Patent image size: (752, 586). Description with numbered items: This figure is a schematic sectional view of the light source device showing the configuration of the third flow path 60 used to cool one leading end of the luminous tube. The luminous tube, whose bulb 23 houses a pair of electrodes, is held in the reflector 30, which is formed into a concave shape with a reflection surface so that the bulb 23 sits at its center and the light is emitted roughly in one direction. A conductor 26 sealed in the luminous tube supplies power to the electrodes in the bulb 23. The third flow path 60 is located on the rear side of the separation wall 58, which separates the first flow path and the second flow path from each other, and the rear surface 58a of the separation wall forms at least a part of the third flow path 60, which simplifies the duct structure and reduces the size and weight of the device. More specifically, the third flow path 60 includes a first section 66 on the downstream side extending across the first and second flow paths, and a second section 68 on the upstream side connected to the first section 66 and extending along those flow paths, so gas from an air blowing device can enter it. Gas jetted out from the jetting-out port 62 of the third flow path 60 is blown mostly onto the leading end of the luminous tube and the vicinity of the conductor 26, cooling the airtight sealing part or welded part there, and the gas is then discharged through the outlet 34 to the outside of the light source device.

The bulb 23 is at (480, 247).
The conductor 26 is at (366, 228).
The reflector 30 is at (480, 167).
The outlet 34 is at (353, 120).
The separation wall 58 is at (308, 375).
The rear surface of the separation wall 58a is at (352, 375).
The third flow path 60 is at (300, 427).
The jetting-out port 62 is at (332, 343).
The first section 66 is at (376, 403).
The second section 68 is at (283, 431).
•••••
### Stated task
Lay out the entries from the start up to and including the line with "The third flow path 60 is at (300, 427)." as a two-column CSV with the headers description and locations. Give one row per entry, with its text and its answer each in a single quoted field and line breaks replaced by spaces.

### Reply
description,locations
"Patent image size: (752, 586). Description with numbered items: This figure is a schematic sectional view of the light source device showing the configuration of the third flow path 60 used to cool one leading end of the luminous tube. The luminous tube, whose bulb 23 houses a pair of electrodes, is held in the reflector 30, which is formed into a concave shape with a reflection surface so that the bulb 23 sits at its center and the light is emitted roughly in one direction. A conductor 26 sealed in the luminous tube supplies power to the electrodes in the bulb 23. The third flow path 60 is located on the rear side of the separation wall 58, which separates the first flow path and the second flow path from each other, and the rear surface 58a of the separation wall forms at least a part of the third flow path 60, which simplifies the duct structure and reduces the size and weight of the device. More specifically, the third flow path 60 includes a first section 66 on the downstream side extending across the first and second flow paths, and a second section 68 on the upstream side connected to the first section 66 and extending along those flow paths, so gas from an air blowing device can enter it. Gas jetted out from the jetting-out port 62 of the third flow path 60 is blown mostly onto the leading end of the luminous tube and the vicinity of the conductor 26, cooling the airtight sealing part or welded part there, and the gas is then discharged through the outlet 34 to the outside of the light source device.","The bulb 23 is at (480, 247). The conductor 26 is at (366, 228). The reflector 30 is at (480, 167). The outlet 34 is at (353, 120). The separation wall 58 is at (308, 375). The rear surface of the separation wall 58a is at (352, 375). The third flow path 60 is at (300, 427)."